** start **

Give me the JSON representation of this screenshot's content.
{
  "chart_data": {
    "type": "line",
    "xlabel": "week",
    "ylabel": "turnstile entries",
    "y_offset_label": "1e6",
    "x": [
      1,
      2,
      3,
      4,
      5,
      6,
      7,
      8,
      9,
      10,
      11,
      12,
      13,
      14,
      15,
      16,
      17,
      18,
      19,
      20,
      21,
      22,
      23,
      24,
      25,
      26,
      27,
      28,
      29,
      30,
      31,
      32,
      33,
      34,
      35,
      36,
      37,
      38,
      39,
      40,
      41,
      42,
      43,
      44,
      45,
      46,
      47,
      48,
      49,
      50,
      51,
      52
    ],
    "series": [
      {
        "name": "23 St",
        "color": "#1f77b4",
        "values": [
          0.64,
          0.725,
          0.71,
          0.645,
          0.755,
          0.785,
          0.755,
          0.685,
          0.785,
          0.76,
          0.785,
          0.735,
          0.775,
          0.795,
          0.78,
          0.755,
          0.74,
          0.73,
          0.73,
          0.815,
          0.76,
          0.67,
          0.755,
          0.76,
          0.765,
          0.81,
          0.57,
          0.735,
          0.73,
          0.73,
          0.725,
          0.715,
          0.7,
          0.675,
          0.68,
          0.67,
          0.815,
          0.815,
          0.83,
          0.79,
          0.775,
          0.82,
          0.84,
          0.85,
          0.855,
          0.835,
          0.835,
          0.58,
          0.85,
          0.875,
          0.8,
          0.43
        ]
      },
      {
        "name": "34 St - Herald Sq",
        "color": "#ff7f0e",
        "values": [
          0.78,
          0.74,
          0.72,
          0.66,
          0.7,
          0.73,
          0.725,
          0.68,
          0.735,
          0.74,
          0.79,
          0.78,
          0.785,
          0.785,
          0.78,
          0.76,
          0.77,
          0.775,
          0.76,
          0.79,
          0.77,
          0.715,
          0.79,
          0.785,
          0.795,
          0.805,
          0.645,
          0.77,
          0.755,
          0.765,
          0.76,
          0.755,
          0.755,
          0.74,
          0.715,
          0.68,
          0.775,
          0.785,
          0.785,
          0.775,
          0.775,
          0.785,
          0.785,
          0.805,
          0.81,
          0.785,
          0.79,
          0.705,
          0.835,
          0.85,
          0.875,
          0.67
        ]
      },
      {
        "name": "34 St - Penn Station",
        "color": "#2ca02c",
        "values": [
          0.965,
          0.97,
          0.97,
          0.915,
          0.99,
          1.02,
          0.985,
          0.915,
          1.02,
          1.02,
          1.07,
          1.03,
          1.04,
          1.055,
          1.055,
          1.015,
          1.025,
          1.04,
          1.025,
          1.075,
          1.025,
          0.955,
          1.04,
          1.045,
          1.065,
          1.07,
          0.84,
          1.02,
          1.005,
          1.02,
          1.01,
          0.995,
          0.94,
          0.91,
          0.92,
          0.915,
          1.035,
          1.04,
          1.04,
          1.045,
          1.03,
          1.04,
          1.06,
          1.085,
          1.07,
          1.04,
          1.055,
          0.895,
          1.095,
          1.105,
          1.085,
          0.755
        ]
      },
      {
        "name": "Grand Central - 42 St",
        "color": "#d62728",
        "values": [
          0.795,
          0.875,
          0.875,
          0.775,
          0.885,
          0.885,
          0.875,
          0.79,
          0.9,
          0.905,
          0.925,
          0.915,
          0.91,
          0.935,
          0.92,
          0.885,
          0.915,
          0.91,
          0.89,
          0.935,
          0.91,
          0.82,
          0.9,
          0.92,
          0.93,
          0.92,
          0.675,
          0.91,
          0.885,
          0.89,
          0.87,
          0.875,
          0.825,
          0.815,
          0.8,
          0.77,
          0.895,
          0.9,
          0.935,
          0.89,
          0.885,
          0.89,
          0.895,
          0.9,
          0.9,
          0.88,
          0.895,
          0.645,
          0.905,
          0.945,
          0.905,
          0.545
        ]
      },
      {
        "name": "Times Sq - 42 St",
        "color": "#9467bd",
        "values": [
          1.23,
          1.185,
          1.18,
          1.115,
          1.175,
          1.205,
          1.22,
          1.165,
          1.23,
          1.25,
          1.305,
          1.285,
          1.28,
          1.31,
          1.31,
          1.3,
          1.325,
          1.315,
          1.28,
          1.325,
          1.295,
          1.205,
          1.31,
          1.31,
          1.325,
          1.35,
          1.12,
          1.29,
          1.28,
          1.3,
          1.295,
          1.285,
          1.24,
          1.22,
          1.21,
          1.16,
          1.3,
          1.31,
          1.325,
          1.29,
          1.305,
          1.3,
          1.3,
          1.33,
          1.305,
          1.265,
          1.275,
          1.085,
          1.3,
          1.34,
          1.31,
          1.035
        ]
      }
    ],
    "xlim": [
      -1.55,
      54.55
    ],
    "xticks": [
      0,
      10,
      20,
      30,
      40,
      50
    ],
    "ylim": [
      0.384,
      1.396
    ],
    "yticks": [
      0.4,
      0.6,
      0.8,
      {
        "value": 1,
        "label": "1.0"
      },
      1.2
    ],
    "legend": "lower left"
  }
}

** end **

## Goal
The listing above must be transcribed exactly, line by line.

## Written solution
Give me the JSON representation of this screenshot's content.
{
  "chart_data": {
    "type": "line",
    "xlabel": "week",
    "ylabel": "turnstile entries",
    "y_offset_label": "1e6",
    "x": [
      1,
      2,
      3,
      4,
      5,
      6,
      7,
      8,
      9,
      10,
      11,
      12,
      13,
      14,
      15,
      16,
      17,
      18,
      19,
      20,
      21,
      22,
      23,
      24,
      25,
      26,
      27,
      28,
      29,
      30,
      31,
      32,
      33,
      34,
      35,
      36,
      37,
      38,
      39,
      40,
      41,
      42,
      43,
      44,
      45,
      46,
      47,
      48,
      49,
      50,
      51,
      52
    ],
    "series": [
      {
        "name": "23 St",
        "color": "#1f77b4",
        "values": [
          0.64,
          0.725,
          0.71,
          0.645,
          0.755,
          0.785,
          0.755,
          0.685,
          0.785,
          0.76,
          0.785,
          0.735,
          0.775,
          0.795,
          0.78,
          0.755,
          0.74,
          0.73,
          0.73,
          0.815,
          0.76,
          0.67,
          0.755,
          0.76,
          0.765,
          0.81,
          0.57,
          0.735,
          0.73,
          0.73,
          0.725,
          0.715,
          0.7,
          0.675,
          0.68,
          0.67,
          0.815,
          0.815,
          0.83,
          0.79,
          0.775,
          0.82,
          0.84,
          0.85,
          0.855,
          0.835,
          0.835,
          0.58,
          0.85,
          0.875,
          0.8,
          0.43
        ]
      },
      {
        "name": "34 St - Herald Sq",
        "color": "#ff7f0e",
        "values": [
          0.78,
          0.74,
          0.72,
          0.66,
          0.7,
          0.73,
          0.725,
          0.68,
          0.735,
          0.74,
          0.79,
          0.78,
          0.785,
          0.785,
          0.78,
          0.76,
          0.77,
          0.775,
          0.76,
          0.79,
          0.77,
          0.715,
          0.79,
          0.785,
          0.795,
          0.805,
          0.645,
          0.77,
          0.755,
          0.765,
          0.76,
          0.755,
          0.755,
          0.74,
          0.715,
          0.68,
          0.775,
          0.785,
          0.785,
          0.775,
          0.775,
          0.785,
          0.785,
          0.805,
          0.81,
          0.785,
          0.79,
          0.705,
          0.835,
          0.85,
          0.875,
          0.67
        ]
      },
      {
        "name": "34 St - Penn Station",
        "color": "#2ca02c",
        "values": [
          0.965,
          0.97,
          0.97,
          0.915,
          0.99,
          1.02,
          0.985,
          0.915,
          1.02,
          1.02,
          1.07,
          1.03,
          1.04,
          1.055,
          1.055,
          1.015,
          1.025,
          1.04,
          1.025,
          1.075,
          1.025,
          0.955,
          1.04,
          1.045,
          1.065,
          1.07,
          0.84,
          1.02,
          1.005,
          1.02,
          1.01,
          0.995,
          0.94,
          0.91,
          0.92,
          0.915,
          1.035,
          1.04,
          1.04,
          1.045,
          1.03,
          1.04,
          1.06,
          1.085,
          1.07,
          1.04,
          1.055,
          0.895,
          1.095,
          1.105,
          1.085,
          0.755
        ]
      },
      {
        "name": "Grand Central - 42 St",
        "color": "#d62728",
        "values": [
          0.795,
          0.875,
          0.875,
          0.775,
          0.885,
          0.885,
          0.875,
          0.79,
          0.9,
          0.905,
          0.925,
          0.915,
          0.91,
          0.935,
          0.92,
          0.885,
          0.915,
          0.91,
          0.89,
          0.935,
          0.91,
          0.82,
          0.9,
          0.92,
          0.93,
          0.92,
          0.675,
          0.91,
          0.885,
          0.89,
          0.87,
          0.875,
          0.825,
          0.815,
          0.8,
          0.77,
          0.895,
          0.9,
          0.935,
          0.89,
          0.885,
          0.89,
          0.895,
          0.9,
          0.9,
          0.88,
          0.895,
          0.645,
          0.905,
          0.945,
          0.905,
          0.545
        ]
      },
      {
        "name": "Times Sq - 42 St",
        "color": "#9467bd",
        "values": [
          1.23,
          1.185,
          1.18,
          1.115,
          1.175,
          1.205,
          1.22,
          1.165,
          1.23,
          1.25,
          1.305,
          1.285,
          1.28,
          1.31,
          1.31,
          1.3,
          1.325,
          1.315,
          1.28,
          1.325,
          1.295,
          1.205,
          1.31,
          1.31,
          1.325,
          1.35,
          1.12,
          1.29,
          1.28,
          1.3,
          1.295,
          1.285,
          1.24,
          1.22,
          1.21,
          1.16,
          1.3,
          1.31,
          1.325,
          1.29,
          1.305,
          1.3,
          1.3,
          1.33,
          1.305,
          1.265,
          1.275,
          1.085,
          1.3,
          1.34,
          1.31,
          1.035
        ]
      }
    ],
    "xlim": [
      -1.55,
      54.55
    ],
    "xticks": [
      0,
      10,
      20,
      30,
      40,
      50
    ],
    "ylim": [
      0.384,
      1.396
    ],
    "yticks": [
      0.4,
      0.6,
      0.8,
      {
        "value": 1,
        "label": "1.0"
      },
      1.2
    ],
    "legend": "lower left"
  }
}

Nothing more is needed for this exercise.